• THE EXERCISE: Which lines of the records contain "Region"? Collect every one of them.

## Start

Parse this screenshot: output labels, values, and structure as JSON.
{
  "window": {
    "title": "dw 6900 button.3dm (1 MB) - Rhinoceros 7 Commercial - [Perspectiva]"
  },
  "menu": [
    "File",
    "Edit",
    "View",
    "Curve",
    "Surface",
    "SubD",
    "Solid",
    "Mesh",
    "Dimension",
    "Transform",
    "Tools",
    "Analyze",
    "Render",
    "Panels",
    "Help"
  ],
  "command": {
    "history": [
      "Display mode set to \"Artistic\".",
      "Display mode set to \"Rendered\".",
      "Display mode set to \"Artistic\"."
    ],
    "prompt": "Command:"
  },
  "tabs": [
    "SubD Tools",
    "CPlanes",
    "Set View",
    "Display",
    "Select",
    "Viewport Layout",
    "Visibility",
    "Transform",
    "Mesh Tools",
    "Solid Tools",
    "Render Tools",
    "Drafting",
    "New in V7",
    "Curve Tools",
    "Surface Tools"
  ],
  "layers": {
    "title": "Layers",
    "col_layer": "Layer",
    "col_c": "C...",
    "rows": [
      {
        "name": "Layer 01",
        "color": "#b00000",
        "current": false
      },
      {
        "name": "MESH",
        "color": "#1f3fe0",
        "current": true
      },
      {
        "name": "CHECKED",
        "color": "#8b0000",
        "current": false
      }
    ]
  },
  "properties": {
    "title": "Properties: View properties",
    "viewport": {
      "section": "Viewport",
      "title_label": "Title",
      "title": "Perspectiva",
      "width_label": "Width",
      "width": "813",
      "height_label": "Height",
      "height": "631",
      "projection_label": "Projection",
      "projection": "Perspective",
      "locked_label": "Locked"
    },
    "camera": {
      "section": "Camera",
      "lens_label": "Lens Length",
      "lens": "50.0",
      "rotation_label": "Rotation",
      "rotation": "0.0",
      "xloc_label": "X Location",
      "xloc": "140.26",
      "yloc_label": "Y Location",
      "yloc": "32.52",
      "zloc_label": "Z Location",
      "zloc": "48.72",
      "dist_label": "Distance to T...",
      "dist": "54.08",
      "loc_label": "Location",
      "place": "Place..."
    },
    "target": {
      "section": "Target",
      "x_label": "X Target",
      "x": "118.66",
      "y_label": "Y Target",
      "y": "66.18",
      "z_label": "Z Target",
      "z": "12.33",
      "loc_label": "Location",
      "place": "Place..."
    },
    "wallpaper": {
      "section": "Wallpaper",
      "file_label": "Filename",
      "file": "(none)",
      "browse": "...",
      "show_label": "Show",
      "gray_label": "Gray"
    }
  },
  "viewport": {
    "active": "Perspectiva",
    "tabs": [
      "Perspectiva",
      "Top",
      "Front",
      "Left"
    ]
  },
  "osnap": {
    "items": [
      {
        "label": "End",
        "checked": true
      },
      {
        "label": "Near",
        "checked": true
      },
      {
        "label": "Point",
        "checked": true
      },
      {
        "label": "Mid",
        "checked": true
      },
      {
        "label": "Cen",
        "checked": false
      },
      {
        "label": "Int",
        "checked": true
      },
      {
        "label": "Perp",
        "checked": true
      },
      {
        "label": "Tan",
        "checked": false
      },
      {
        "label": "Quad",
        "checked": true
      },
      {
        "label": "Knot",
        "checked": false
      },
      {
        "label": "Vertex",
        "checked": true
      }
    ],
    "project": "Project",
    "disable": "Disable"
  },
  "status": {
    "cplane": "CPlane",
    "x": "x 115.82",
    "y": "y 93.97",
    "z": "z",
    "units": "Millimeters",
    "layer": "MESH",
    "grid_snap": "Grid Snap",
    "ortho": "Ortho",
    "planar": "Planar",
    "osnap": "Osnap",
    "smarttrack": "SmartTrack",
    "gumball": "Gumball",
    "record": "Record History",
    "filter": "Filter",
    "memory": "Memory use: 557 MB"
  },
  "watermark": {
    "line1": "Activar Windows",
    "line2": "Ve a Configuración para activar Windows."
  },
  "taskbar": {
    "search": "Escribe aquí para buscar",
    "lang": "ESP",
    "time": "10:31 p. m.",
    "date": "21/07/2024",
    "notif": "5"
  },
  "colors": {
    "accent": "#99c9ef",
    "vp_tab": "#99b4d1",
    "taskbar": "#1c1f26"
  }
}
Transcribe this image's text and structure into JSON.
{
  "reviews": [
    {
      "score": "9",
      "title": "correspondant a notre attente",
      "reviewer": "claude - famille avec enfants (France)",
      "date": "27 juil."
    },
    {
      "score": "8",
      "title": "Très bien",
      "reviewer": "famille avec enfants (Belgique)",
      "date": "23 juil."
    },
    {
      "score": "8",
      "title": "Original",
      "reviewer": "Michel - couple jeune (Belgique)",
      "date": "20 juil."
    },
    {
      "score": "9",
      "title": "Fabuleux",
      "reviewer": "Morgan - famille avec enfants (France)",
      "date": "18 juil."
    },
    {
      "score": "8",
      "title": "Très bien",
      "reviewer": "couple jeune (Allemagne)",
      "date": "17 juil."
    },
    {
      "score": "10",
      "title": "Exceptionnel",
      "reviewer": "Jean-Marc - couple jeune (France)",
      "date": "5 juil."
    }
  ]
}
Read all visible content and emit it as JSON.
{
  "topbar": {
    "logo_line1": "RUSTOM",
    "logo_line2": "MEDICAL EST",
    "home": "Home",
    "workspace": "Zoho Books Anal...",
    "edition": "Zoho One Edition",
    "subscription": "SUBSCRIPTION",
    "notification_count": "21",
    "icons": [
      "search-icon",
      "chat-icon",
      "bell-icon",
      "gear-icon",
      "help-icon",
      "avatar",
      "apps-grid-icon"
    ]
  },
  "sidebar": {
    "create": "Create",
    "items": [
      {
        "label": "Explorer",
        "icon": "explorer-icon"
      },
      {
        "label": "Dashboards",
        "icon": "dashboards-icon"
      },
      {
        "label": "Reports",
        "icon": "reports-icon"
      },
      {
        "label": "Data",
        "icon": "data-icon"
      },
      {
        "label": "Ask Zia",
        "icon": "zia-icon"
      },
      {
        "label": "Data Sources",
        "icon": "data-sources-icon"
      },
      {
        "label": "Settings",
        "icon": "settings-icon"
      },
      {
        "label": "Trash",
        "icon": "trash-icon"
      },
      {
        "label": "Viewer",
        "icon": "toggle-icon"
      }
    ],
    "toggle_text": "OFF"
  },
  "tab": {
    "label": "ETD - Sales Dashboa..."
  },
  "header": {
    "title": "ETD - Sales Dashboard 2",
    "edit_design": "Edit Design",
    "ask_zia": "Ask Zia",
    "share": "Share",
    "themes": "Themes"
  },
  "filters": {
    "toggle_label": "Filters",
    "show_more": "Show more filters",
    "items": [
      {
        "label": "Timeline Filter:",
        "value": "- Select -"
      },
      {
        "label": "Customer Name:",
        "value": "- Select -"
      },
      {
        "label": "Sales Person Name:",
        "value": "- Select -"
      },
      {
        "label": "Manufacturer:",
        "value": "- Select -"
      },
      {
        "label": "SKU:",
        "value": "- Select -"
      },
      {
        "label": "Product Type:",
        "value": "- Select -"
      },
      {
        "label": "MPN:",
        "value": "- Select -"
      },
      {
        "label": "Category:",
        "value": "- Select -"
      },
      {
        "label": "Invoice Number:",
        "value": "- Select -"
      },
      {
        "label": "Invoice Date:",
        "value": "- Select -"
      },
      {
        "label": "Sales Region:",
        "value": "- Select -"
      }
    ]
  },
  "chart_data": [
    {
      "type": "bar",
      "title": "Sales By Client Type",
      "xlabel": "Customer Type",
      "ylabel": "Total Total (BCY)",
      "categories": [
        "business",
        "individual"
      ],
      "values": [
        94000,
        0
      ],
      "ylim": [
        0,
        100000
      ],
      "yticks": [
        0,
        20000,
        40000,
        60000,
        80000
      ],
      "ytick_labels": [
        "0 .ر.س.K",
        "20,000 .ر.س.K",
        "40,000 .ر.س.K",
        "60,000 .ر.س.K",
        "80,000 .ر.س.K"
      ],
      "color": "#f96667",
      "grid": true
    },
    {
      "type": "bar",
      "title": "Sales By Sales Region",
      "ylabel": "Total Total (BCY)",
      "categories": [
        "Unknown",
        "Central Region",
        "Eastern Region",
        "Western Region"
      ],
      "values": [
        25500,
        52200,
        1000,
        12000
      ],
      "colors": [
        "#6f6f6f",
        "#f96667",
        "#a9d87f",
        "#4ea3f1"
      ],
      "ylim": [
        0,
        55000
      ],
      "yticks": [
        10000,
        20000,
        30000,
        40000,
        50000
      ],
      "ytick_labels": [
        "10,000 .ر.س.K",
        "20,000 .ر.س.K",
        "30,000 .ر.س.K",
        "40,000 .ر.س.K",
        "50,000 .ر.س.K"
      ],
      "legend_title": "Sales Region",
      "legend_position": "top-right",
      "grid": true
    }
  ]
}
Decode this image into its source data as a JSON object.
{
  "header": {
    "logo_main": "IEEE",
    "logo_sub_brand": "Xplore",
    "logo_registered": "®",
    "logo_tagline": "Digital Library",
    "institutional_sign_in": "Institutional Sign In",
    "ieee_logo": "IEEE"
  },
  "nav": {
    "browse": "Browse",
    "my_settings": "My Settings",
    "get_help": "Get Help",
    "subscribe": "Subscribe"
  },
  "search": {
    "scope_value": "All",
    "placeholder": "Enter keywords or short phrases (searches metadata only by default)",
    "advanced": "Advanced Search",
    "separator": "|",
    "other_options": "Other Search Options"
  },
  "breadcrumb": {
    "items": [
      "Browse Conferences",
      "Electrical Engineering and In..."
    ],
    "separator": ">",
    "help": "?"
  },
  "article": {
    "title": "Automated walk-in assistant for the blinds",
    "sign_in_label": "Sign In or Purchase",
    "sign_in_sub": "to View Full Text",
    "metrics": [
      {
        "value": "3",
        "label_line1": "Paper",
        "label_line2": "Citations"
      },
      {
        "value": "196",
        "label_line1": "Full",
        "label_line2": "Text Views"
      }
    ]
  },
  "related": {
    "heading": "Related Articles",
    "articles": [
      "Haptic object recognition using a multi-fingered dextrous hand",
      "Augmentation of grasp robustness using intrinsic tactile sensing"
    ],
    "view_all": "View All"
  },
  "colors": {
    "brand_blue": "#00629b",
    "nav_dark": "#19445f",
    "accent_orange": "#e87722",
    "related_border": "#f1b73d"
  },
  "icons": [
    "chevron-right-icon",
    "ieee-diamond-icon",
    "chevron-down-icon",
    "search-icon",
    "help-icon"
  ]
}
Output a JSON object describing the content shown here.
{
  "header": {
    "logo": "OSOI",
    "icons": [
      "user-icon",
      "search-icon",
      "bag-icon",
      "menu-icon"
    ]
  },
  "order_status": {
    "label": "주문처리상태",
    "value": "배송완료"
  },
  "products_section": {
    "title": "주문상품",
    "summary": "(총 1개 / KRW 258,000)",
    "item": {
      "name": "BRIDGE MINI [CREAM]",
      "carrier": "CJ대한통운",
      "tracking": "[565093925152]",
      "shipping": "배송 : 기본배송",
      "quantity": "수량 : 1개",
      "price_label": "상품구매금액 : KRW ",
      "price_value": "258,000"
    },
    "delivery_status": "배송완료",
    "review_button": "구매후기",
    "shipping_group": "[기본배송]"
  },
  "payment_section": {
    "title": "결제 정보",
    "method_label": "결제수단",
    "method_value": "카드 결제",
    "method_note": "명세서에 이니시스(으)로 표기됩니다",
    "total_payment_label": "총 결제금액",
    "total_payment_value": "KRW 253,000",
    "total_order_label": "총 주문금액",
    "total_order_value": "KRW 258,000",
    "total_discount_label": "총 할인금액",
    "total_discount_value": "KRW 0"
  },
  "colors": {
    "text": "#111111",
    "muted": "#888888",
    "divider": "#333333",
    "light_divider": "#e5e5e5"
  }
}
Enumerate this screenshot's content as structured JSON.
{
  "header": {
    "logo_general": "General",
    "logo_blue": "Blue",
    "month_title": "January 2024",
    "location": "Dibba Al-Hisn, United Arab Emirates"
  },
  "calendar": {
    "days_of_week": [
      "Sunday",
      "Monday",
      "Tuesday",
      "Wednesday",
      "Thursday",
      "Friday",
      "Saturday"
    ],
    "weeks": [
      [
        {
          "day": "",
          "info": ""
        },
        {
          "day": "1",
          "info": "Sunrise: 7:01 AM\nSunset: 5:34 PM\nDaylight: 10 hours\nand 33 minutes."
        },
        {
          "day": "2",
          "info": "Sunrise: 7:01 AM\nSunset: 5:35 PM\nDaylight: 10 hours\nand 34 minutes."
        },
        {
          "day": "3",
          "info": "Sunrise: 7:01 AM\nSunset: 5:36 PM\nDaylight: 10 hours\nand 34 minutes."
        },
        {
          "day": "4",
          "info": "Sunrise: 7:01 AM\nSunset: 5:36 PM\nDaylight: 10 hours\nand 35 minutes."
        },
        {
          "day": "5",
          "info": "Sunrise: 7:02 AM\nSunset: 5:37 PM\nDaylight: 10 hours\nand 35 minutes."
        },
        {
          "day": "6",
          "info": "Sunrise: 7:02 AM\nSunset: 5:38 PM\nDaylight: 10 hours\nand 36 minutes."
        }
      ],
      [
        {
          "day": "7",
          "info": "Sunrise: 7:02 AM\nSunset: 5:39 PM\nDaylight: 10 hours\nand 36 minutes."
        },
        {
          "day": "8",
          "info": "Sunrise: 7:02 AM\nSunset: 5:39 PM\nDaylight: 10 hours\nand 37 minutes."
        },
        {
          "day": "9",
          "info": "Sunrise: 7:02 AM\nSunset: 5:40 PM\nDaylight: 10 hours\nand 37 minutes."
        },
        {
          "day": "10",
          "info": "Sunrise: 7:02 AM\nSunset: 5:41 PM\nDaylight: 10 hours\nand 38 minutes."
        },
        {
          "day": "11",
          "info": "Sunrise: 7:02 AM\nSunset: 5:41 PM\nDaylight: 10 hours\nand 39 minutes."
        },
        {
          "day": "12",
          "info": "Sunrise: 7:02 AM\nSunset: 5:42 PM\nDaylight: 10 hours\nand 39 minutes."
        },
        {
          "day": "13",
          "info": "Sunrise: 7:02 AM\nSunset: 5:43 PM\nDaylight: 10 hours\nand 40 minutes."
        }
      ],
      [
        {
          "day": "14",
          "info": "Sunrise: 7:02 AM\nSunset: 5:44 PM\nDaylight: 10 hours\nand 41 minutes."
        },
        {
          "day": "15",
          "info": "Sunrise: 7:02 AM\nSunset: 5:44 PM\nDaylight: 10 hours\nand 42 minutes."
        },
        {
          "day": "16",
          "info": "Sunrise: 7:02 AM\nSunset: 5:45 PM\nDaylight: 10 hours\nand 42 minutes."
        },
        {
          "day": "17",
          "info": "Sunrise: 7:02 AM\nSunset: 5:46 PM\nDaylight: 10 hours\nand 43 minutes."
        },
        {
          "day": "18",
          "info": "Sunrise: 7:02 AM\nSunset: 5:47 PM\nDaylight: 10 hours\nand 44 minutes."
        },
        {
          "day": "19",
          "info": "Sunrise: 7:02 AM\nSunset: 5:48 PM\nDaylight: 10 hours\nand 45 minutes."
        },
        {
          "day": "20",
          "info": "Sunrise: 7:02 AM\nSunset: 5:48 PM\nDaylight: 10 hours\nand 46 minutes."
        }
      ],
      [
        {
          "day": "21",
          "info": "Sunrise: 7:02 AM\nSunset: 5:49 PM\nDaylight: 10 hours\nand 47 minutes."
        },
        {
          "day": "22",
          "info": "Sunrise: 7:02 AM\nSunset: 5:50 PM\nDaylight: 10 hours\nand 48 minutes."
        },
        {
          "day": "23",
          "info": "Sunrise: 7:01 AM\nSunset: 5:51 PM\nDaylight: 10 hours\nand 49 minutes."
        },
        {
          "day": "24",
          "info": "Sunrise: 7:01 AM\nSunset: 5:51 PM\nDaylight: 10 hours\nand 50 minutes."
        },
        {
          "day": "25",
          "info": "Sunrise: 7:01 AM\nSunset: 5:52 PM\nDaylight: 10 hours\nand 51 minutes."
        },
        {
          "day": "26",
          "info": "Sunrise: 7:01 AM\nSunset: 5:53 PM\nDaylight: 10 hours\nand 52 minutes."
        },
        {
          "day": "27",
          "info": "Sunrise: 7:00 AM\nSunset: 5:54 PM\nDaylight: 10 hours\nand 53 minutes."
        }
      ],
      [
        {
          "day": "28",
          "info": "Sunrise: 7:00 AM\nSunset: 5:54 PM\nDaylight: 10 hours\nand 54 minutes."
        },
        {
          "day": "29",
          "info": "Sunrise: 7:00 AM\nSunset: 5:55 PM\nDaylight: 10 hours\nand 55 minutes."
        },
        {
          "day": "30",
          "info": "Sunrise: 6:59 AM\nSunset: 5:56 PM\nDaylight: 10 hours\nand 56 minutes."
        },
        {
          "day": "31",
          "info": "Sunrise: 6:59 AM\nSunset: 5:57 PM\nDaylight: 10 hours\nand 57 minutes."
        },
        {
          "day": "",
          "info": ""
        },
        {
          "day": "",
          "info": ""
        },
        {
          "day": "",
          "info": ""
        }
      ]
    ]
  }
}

## End

• SOLUTION BELOW:
        "label": "Sales Region:",
      "title": "Sales By Sales Region",
        "Central Region",
        "Eastern Region",
        "Western Region"
      "legend_title": "Sales Region",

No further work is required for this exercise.